Information supplied -
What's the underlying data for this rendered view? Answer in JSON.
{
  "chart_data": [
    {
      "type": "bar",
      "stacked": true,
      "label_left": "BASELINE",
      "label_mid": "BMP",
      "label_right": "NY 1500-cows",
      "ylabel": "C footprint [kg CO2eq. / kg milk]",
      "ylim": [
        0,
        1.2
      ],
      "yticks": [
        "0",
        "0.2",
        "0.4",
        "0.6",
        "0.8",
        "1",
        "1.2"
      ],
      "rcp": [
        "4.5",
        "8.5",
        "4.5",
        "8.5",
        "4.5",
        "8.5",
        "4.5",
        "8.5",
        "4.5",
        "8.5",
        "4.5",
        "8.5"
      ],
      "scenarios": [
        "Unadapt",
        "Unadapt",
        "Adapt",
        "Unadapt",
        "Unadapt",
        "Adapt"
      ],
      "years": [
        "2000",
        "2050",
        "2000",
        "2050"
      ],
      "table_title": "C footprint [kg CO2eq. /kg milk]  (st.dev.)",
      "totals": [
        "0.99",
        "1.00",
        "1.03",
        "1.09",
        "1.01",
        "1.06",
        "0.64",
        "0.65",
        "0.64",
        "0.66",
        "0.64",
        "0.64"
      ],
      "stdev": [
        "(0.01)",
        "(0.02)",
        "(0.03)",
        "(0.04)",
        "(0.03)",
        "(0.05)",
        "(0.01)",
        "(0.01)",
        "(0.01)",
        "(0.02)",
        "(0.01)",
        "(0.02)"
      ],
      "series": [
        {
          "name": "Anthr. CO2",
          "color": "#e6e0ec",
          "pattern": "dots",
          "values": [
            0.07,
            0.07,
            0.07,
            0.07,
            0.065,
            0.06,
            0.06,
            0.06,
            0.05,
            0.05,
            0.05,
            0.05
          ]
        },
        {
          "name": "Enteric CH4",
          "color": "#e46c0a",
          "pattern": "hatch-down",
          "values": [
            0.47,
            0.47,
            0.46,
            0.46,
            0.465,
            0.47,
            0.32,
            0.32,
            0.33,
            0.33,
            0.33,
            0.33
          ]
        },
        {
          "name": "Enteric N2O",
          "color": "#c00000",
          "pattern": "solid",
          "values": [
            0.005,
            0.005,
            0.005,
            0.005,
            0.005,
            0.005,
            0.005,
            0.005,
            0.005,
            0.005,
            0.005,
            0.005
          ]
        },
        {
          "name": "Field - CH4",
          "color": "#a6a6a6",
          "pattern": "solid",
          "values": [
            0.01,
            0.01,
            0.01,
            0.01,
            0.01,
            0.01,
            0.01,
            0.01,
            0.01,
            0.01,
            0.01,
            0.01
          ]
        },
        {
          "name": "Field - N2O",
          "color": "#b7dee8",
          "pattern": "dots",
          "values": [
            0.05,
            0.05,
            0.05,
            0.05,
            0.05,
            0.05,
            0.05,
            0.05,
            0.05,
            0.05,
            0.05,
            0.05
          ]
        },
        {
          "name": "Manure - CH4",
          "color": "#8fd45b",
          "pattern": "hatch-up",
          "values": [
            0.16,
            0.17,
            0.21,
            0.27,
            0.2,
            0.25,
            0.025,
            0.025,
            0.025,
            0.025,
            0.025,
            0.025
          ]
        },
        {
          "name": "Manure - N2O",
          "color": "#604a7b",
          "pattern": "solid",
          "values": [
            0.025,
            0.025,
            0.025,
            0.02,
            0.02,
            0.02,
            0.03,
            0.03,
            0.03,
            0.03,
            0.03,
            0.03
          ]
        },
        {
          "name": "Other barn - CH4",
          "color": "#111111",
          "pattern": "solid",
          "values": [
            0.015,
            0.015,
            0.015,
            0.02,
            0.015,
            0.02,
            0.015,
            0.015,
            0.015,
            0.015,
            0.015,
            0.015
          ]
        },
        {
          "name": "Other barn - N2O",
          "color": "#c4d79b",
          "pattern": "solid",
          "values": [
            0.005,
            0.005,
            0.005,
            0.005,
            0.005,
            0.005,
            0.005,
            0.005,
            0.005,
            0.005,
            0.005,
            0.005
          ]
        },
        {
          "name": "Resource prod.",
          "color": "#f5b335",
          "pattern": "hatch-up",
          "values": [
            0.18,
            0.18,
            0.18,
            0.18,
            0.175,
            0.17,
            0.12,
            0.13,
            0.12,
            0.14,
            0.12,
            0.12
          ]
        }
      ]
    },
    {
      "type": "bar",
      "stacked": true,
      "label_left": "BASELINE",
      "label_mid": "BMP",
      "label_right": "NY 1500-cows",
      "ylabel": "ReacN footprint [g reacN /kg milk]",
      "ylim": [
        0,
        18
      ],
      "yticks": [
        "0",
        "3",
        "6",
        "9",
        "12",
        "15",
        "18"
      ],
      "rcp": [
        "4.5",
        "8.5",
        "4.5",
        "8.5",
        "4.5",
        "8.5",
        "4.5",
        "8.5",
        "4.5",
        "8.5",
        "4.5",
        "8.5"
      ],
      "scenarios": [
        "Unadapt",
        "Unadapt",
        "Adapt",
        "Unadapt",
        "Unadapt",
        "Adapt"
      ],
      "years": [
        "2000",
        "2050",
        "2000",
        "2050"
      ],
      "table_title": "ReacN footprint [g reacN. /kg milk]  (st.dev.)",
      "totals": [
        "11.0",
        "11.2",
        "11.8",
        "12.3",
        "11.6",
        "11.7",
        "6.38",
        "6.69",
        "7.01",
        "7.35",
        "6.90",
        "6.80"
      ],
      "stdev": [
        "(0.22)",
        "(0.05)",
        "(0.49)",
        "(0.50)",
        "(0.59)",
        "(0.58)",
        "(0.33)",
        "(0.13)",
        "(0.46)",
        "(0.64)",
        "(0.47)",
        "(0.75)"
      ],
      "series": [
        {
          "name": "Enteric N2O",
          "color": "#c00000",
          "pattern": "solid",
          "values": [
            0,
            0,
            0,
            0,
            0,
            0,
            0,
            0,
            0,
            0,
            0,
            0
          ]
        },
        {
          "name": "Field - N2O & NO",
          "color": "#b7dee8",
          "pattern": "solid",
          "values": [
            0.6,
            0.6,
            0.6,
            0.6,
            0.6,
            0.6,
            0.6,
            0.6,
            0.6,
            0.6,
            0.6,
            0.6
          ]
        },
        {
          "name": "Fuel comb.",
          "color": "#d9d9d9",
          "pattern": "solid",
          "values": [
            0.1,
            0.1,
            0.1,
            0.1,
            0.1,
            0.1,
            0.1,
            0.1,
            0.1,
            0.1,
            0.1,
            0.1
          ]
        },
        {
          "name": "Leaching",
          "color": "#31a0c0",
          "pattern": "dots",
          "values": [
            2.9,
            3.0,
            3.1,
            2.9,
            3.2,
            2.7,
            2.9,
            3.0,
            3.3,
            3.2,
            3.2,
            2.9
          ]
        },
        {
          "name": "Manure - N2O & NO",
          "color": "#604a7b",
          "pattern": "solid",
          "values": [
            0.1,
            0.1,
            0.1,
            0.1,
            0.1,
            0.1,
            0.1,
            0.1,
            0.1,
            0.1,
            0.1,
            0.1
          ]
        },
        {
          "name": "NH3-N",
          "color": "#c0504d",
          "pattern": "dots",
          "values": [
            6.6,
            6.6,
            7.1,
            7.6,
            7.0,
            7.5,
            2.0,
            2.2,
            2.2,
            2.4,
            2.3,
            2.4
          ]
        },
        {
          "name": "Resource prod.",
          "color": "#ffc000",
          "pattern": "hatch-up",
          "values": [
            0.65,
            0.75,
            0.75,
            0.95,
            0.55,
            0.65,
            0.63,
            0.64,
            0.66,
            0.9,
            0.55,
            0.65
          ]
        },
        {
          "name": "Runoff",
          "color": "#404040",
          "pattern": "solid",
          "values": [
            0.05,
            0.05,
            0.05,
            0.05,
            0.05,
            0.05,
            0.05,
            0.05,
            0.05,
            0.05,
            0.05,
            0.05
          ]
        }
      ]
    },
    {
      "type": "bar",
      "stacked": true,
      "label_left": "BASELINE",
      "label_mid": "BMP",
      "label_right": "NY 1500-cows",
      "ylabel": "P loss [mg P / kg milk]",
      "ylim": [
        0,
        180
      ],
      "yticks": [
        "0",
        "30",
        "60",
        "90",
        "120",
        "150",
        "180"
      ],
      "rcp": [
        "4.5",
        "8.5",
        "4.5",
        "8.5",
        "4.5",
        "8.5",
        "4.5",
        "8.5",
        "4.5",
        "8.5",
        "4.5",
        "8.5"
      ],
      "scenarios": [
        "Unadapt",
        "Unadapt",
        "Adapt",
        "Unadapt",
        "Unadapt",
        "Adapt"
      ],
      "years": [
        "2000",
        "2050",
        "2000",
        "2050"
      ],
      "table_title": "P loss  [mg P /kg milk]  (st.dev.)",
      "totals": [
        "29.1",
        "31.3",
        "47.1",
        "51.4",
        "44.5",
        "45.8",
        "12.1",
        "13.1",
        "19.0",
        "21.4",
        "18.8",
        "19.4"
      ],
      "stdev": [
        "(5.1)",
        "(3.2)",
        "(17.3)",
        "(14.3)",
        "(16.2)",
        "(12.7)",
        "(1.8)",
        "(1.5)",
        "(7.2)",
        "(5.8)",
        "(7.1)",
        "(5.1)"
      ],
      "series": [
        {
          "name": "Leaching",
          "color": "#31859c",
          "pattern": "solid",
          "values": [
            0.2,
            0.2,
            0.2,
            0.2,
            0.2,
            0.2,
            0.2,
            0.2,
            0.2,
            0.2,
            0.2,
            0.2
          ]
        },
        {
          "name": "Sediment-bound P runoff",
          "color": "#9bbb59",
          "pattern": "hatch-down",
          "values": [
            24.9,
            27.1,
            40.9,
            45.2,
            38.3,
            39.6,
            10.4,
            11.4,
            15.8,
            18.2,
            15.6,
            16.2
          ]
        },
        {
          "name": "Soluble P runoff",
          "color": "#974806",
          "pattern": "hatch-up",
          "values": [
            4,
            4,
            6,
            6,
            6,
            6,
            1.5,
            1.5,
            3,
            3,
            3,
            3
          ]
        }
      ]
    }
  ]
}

Instruction - Find every line holding the word "reacN"; give their count and nothing else.

Reply to the task - 2